## Dataset items
___
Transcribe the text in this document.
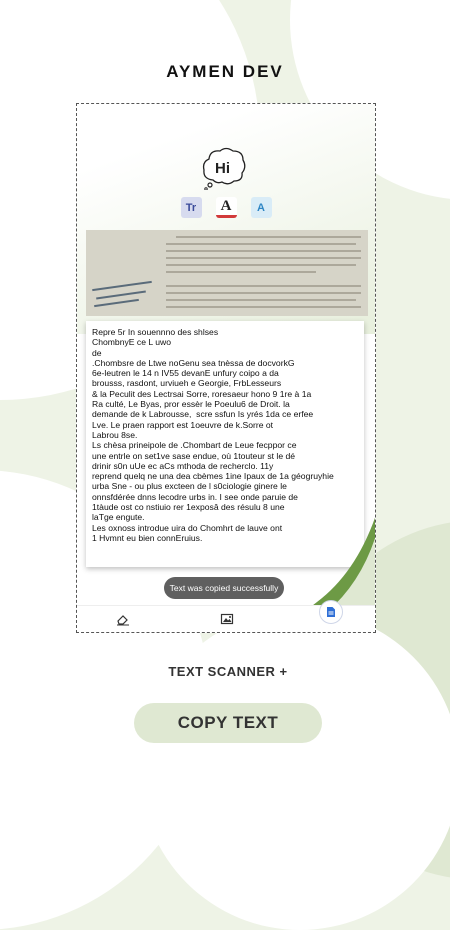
AYMEN DEV
Hi
Tr	A	A

Repre 5r In souennno des shlses
ChombnyE ce L uwo
de
.Chombsre de Ltwe noGenu sea tnèssa de docvorkG
6e-leutren le 14 n IV55 devanE unfury coipo a da
brousss, rasdont, urviueh e Georgie, FrbLesseurs
& la Peculit des Lectrsai Sorre, roresaeur hono 9 1re à 1a
Ra culté, Le Byas, pror essèr le Poeulu6 de Droit. la
demande de k Labrousse,  scre ssfun Is yrés 1da ce erfee
Lve. Le praen rapport est 1oeuvre de k.Sorre ot
Labrou 8se.
Ls chèsa prineipole de .Chombart de Leue fecppor ce
une entrle on set1ve sase endue, où 1touteur st le dé
drinir s0n uUe ec aCs mthoda de recherclo. 11y
reprend quelq ne una dea cbèmes 1ine Ipaux de 1a géogruyhie
urba Sne - ou plus excteen de l s0ciologie ginere le
onnsfdérée dnns lecodre urbs in. I see onde paruie de
1tàude ost co nstiuio rer 1exposâ des résulu 8 une
laTge engute.
Les oxnoss introdue uira do Chomhrt de lauve ont
1 Hvmnt eu bien connEruius.

Text was copied successfully
TEXT SCANNER +
COPY TEXT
___
## Problem to work on
Which lines of the data above contain "Sorre"? Copy each one.

## Answer to the problem
& la Peculit des Lectrsai Sorre, roresaeur hono 9 1re à 1a
Lve. Le praen rapport est 1oeuvre de k.Sorre ot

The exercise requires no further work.